Raw records:
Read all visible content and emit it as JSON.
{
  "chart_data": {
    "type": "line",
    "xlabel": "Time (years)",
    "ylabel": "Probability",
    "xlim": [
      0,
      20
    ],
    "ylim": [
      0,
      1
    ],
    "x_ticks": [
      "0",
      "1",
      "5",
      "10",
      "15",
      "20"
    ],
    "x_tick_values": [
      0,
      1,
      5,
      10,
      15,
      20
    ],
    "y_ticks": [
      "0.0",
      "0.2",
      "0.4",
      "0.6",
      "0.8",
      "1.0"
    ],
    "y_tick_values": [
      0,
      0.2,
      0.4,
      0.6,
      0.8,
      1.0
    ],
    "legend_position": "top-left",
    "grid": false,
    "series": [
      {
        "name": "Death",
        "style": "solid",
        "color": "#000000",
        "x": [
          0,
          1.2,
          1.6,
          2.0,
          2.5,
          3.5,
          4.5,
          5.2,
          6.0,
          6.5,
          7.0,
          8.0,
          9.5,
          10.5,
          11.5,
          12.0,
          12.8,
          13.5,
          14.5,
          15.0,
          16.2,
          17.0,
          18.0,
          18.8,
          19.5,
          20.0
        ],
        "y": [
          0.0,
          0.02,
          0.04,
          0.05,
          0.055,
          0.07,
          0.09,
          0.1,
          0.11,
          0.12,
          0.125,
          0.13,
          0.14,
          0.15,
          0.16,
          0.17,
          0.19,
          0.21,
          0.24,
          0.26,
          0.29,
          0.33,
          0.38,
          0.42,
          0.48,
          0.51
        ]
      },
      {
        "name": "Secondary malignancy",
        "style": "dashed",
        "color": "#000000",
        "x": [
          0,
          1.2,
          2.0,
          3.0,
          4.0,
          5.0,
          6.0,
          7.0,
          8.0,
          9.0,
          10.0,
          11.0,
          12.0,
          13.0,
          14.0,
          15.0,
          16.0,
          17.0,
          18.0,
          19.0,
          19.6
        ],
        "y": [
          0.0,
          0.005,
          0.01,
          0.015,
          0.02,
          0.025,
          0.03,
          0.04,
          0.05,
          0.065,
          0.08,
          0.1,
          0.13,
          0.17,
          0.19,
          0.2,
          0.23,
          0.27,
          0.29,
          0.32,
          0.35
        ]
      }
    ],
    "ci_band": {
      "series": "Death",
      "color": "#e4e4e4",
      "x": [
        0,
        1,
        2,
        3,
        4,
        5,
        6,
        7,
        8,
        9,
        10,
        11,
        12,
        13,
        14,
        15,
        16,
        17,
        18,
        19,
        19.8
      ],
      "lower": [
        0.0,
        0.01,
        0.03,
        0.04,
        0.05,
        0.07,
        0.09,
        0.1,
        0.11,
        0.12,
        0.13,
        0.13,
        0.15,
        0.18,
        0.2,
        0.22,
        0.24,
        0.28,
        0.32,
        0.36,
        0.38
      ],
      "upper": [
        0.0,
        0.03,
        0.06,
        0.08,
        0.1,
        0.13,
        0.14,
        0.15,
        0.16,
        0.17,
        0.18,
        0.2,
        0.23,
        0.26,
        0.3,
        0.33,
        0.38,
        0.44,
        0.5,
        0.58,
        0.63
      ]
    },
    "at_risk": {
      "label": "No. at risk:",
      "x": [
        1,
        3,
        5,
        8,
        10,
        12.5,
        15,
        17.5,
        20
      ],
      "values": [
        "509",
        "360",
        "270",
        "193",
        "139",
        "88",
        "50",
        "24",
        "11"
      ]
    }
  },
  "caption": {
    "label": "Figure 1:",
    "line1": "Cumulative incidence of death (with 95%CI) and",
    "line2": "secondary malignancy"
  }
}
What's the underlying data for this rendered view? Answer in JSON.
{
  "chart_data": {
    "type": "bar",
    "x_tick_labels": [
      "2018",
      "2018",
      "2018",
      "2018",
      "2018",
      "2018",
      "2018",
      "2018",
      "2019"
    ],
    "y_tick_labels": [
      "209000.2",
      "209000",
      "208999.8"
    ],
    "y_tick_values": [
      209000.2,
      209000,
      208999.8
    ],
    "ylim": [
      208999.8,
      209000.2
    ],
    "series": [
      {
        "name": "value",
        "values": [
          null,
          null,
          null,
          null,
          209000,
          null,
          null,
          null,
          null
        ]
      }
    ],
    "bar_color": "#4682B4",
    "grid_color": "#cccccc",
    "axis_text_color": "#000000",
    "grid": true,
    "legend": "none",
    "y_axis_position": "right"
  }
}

Direction: Quote, without any change, each line from the one that contains "What's the underlying" through the end of the material.

Exercise solution:
What's the underlying data for this rendered view? Answer in JSON.
{
  "chart_data": {
    "type": "bar",
    "x_tick_labels": [
      "2018",
      "2018",
      "2018",
      "2018",
      "2018",
      "2018",
      "2018",
      "2018",
      "2019"
    ],
    "y_tick_labels": [
      "209000.2",
      "209000",
      "208999.8"
    ],
    "y_tick_values": [
      209000.2,
      209000,
      208999.8
    ],
    "ylim": [
      208999.8,
      209000.2
    ],
    "series": [
      {
        "name": "value",
        "values": [
          null,
          null,
          null,
          null,
          209000,
          null,
          null,
          null,
          null
        ]
      }
    ],
    "bar_color": "#4682B4",
    "grid_color": "#cccccc",
    "axis_text_color": "#000000",
    "grid": true,
    "legend": "none",
    "y_axis_position": "right"
  }
}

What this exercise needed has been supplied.